> _SHORT PROBLEM_
Print all the records exactly, please.

> _DATA SUPPLIED_
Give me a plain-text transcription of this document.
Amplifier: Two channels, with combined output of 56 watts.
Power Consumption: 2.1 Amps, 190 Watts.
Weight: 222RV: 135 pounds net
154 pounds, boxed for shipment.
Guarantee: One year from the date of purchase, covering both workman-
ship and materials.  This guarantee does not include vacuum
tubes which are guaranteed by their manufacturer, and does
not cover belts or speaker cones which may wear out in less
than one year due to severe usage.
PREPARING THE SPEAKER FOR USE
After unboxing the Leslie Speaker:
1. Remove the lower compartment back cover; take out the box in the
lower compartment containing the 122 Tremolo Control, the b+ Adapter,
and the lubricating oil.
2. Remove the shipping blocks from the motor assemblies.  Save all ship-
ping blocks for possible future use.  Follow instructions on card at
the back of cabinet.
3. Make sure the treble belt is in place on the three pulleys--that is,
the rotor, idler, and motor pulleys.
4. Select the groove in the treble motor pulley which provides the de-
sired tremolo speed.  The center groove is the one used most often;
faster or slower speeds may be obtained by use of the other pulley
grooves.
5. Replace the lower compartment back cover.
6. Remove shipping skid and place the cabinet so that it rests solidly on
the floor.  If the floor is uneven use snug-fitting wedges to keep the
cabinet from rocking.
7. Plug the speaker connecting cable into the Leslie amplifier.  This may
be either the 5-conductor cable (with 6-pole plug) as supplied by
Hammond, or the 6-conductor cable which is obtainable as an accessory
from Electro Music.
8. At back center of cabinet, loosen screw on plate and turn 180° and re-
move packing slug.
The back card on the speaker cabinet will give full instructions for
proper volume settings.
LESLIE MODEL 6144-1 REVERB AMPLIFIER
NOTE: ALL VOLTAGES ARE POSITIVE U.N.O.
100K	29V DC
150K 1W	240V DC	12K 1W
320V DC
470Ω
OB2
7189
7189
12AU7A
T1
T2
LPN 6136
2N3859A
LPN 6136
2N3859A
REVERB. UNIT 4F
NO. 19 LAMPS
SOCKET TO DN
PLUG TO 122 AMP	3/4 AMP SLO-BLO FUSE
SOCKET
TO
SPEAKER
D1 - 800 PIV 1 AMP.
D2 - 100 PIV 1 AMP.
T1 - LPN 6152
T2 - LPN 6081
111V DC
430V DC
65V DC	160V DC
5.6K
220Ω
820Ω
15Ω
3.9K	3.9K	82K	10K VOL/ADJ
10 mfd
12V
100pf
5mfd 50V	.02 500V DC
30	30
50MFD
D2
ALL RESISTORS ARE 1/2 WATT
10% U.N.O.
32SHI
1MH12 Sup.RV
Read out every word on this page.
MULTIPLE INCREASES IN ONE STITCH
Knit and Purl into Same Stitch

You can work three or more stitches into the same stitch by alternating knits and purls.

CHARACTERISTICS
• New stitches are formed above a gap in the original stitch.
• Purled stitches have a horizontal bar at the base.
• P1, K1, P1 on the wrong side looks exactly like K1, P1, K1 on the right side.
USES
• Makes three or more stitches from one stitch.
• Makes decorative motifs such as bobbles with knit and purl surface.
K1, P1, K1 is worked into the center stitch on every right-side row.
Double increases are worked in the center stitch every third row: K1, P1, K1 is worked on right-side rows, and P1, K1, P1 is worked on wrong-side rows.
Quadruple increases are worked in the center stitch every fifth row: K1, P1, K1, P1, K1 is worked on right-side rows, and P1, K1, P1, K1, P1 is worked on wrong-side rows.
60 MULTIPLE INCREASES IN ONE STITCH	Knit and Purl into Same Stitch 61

> _RESPONSE FOR THIS EXERCISE_
Give me a plain-text transcription of this document.
Amplifier: Two channels, with combined output of 56 watts.
Power Consumption: 2.1 Amps, 190 Watts.
Weight: 222RV: 135 pounds net
154 pounds, boxed for shipment.
Guarantee: One year from the date of purchase, covering both workman-
ship and materials.  This guarantee does not include vacuum
tubes which are guaranteed by their manufacturer, and does
not cover belts or speaker cones which may wear out in less
than one year due to severe usage.
PREPARING THE SPEAKER FOR USE
After unboxing the Leslie Speaker:
1. Remove the lower compartment back cover; take out the box in the
lower compartment containing the 122 Tremolo Control, the b+ Adapter,
and the lubricating oil.
2. Remove the shipping blocks from the motor assemblies.  Save all ship-
ping blocks for possible future use.  Follow instructions on card at
the back of cabinet.
3. Make sure the treble belt is in place on the three pulleys--that is,
the rotor, idler, and motor pulleys.
4. Select the groove in the treble motor pulley which provides the de-
sired tremolo speed.  The center groove is the one used most often;
faster or slower speeds may be obtained by use of the other pulley
grooves.
5. Replace the lower compartment back cover.
6. Remove shipping skid and place the cabinet so that it rests solidly on
the floor.  If the floor is uneven use snug-fitting wedges to keep the
cabinet from rocking.
7. Plug the speaker connecting cable into the Leslie amplifier.  This may
be either the 5-conductor cable (with 6-pole plug) as supplied by
Hammond, or the 6-conductor cable which is obtainable as an accessory
from Electro Music.
8. At back center of cabinet, loosen screw on plate and turn 180° and re-
move packing slug.
The back card on the speaker cabinet will give full instructions for
proper volume settings.
LESLIE MODEL 6144-1 REVERB AMPLIFIER
NOTE: ALL VOLTAGES ARE POSITIVE U.N.O.
100K	29V DC
150K 1W	240V DC	12K 1W
320V DC
470Ω
OB2
7189
7189
12AU7A
T1
T2
LPN 6136
2N3859A
LPN 6136
2N3859A
REVERB. UNIT 4F
NO. 19 LAMPS
SOCKET TO DN
PLUG TO 122 AMP	3/4 AMP SLO-BLO FUSE
SOCKET
TO
SPEAKER
D1 - 800 PIV 1 AMP.
D2 - 100 PIV 1 AMP.
T1 - LPN 6152
T2 - LPN 6081
111V DC
430V DC
65V DC	160V DC
5.6K
220Ω
820Ω
15Ω
3.9K	3.9K	82K	10K VOL/ADJ
10 mfd
12V
100pf
5mfd 50V	.02 500V DC
30	30
50MFD
D2
ALL RESISTORS ARE 1/2 WATT
10% U.N.O.
32SHI
1MH12 Sup.RV
Read out every word on this page.
MULTIPLE INCREASES IN ONE STITCH
Knit and Purl into Same Stitch

You can work three or more stitches into the same stitch by alternating knits and purls.

CHARACTERISTICS
• New stitches are formed above a gap in the original stitch.
• Purled stitches have a horizontal bar at the base.
• P1, K1, P1 on the wrong side looks exactly like K1, P1, K1 on the right side.
USES
• Makes three or more stitches from one stitch.
• Makes decorative motifs such as bobbles with knit and purl surface.
K1, P1, K1 is worked into the center stitch on every right-side row.
Double increases are worked in the center stitch every third row: K1, P1, K1 is worked on right-side rows, and P1, K1, P1 is worked on wrong-side rows.
Quadruple increases are worked in the center stitch every fifth row: K1, P1, K1, P1, K1 is worked on right-side rows, and P1, K1, P1, K1, P1 is worked on wrong-side rows.
60 MULTIPLE INCREASES IN ONE STITCH	Knit and Purl into Same Stitch 61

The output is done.